YOUR INSTRUCTIONS: Copy each line in which the string "gespreizt" occurs.

═══ SUPPLIED RECORDS

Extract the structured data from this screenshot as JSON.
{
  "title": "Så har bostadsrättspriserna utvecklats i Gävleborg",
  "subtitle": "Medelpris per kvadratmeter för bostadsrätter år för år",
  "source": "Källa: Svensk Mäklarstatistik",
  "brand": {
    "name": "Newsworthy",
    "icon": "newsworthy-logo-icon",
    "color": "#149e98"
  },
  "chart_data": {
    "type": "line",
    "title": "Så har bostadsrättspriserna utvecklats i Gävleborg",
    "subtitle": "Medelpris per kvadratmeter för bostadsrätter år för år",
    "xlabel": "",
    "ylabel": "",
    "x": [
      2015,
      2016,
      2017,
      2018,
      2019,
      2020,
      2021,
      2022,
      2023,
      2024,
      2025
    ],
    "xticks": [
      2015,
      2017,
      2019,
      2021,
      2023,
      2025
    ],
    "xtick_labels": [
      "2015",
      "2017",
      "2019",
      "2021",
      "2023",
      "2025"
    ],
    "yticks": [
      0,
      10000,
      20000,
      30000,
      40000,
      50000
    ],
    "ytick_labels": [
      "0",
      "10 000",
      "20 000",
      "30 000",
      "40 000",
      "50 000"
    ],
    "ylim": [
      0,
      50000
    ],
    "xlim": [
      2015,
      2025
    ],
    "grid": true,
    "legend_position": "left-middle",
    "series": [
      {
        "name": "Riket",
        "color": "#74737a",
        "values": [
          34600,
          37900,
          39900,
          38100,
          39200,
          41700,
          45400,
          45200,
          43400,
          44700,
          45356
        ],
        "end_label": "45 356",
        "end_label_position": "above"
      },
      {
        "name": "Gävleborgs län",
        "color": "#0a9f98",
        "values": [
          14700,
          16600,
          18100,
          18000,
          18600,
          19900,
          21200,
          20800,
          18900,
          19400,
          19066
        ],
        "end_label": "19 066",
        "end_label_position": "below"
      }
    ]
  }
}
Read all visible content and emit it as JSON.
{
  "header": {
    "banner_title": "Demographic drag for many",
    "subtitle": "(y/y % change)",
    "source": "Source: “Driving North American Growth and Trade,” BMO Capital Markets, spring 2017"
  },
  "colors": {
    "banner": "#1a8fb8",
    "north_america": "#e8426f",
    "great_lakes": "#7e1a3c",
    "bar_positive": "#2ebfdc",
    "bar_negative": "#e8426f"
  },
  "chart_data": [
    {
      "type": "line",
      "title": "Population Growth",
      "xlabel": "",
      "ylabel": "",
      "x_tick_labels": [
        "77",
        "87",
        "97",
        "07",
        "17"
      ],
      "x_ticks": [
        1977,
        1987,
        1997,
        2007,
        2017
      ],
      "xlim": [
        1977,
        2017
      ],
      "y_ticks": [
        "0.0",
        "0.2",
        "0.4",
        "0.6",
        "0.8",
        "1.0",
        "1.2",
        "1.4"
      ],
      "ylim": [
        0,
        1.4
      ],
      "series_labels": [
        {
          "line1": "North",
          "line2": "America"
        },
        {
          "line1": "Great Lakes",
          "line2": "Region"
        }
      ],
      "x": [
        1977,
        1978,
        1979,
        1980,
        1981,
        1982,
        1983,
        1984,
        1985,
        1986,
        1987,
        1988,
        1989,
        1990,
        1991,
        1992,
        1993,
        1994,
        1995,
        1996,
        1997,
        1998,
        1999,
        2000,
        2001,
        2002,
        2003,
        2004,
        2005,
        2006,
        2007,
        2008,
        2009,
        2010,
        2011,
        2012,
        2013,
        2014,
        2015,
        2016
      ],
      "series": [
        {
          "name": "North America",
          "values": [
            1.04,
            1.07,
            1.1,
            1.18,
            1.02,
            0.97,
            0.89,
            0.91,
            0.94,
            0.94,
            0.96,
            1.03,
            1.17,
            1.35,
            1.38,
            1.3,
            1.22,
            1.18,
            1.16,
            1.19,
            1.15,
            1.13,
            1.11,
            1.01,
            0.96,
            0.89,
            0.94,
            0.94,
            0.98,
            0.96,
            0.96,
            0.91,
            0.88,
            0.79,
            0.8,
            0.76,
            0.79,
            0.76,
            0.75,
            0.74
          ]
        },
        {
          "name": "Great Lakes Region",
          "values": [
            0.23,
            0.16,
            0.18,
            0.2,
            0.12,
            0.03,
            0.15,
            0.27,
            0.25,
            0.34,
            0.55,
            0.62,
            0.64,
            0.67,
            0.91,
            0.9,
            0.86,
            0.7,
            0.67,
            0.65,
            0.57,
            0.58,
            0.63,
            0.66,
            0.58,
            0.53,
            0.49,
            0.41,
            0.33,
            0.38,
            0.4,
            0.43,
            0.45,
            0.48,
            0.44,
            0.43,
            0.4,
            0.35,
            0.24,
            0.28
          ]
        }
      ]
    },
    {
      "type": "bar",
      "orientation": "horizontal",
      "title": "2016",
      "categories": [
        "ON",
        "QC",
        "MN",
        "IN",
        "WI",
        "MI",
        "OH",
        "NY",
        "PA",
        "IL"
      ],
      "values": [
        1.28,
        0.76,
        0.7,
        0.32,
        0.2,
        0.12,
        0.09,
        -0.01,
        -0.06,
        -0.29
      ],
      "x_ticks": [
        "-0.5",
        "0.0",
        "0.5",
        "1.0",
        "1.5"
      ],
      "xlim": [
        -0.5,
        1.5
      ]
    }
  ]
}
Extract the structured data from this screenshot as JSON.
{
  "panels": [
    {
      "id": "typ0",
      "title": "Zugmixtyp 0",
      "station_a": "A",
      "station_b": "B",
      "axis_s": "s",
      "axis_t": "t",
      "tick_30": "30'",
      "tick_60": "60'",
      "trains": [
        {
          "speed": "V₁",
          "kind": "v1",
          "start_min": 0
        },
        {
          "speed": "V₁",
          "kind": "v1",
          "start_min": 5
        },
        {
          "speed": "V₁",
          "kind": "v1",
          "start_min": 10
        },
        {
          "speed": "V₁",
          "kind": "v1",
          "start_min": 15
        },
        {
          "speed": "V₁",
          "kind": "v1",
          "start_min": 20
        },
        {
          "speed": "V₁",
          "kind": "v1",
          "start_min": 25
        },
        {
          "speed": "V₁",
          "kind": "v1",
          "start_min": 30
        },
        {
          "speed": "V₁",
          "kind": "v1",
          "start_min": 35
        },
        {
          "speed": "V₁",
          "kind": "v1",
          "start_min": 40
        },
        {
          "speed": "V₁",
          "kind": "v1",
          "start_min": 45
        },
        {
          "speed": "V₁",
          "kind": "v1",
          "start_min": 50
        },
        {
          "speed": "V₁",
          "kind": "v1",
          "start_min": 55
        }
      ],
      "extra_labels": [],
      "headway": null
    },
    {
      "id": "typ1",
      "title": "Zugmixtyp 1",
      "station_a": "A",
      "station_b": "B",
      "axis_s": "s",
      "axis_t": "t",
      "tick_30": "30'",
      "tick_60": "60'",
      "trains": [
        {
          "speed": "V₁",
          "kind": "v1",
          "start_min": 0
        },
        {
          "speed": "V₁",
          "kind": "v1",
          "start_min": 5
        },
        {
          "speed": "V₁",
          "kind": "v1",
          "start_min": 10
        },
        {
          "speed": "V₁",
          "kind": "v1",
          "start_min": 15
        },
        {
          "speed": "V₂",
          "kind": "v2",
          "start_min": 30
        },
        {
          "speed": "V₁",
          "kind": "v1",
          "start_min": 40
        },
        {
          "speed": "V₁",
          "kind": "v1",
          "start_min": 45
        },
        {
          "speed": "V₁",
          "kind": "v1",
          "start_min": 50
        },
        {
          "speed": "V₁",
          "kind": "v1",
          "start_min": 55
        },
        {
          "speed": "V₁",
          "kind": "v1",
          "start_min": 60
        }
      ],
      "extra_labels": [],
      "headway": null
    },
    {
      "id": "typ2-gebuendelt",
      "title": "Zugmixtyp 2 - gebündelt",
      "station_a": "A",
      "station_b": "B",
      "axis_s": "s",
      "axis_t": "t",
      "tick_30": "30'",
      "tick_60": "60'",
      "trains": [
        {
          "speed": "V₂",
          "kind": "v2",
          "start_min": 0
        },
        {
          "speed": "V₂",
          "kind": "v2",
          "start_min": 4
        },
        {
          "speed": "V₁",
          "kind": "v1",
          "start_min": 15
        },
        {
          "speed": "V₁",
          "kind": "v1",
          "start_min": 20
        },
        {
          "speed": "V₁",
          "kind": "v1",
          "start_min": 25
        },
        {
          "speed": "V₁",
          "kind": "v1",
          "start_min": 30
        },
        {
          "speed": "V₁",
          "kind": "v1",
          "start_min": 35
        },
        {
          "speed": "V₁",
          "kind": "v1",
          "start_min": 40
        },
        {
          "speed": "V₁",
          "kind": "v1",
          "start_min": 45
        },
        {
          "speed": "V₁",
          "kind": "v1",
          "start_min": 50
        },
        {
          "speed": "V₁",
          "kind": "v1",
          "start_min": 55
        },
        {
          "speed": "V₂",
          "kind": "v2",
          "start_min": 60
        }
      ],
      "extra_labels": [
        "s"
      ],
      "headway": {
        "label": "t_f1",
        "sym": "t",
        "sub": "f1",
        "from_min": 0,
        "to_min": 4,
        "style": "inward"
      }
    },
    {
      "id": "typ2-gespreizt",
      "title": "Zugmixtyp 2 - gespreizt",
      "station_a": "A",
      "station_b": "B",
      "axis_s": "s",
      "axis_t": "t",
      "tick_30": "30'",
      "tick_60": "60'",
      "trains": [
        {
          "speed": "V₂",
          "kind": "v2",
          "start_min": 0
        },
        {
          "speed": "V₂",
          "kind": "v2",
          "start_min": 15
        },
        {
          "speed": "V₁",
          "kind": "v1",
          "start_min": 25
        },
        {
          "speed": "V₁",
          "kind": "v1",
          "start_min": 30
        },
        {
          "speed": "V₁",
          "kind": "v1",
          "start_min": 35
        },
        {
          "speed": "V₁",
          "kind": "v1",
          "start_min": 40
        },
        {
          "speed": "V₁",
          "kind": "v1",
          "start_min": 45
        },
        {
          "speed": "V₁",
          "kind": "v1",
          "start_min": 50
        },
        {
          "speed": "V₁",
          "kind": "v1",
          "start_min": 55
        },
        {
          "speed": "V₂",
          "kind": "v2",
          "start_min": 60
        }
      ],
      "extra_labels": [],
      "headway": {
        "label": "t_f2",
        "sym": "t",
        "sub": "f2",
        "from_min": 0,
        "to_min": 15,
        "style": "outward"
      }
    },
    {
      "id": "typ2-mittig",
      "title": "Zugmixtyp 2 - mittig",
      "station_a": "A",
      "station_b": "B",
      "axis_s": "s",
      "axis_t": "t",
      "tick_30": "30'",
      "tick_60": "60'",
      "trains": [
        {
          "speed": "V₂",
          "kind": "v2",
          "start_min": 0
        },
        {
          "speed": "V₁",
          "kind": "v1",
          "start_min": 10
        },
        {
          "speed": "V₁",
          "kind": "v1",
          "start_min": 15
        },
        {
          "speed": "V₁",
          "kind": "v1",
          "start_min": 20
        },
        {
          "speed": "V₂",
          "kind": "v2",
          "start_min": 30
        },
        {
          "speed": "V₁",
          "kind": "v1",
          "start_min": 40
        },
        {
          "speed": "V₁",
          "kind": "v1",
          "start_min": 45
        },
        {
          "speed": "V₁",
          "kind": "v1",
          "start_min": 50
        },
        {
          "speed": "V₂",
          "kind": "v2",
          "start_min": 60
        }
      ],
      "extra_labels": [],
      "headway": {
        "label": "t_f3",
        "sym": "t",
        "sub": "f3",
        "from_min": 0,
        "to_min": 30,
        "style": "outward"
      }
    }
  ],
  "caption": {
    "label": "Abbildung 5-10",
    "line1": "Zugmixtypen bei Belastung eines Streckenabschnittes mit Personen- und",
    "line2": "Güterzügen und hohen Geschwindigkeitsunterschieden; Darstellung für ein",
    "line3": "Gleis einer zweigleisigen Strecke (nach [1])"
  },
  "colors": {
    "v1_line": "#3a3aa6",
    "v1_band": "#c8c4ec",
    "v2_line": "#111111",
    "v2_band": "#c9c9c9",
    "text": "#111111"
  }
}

══════

TASK SOLUTION:
      "id": "typ2-gespreizt",
      "title": "Zugmixtyp 2 - gespreizt",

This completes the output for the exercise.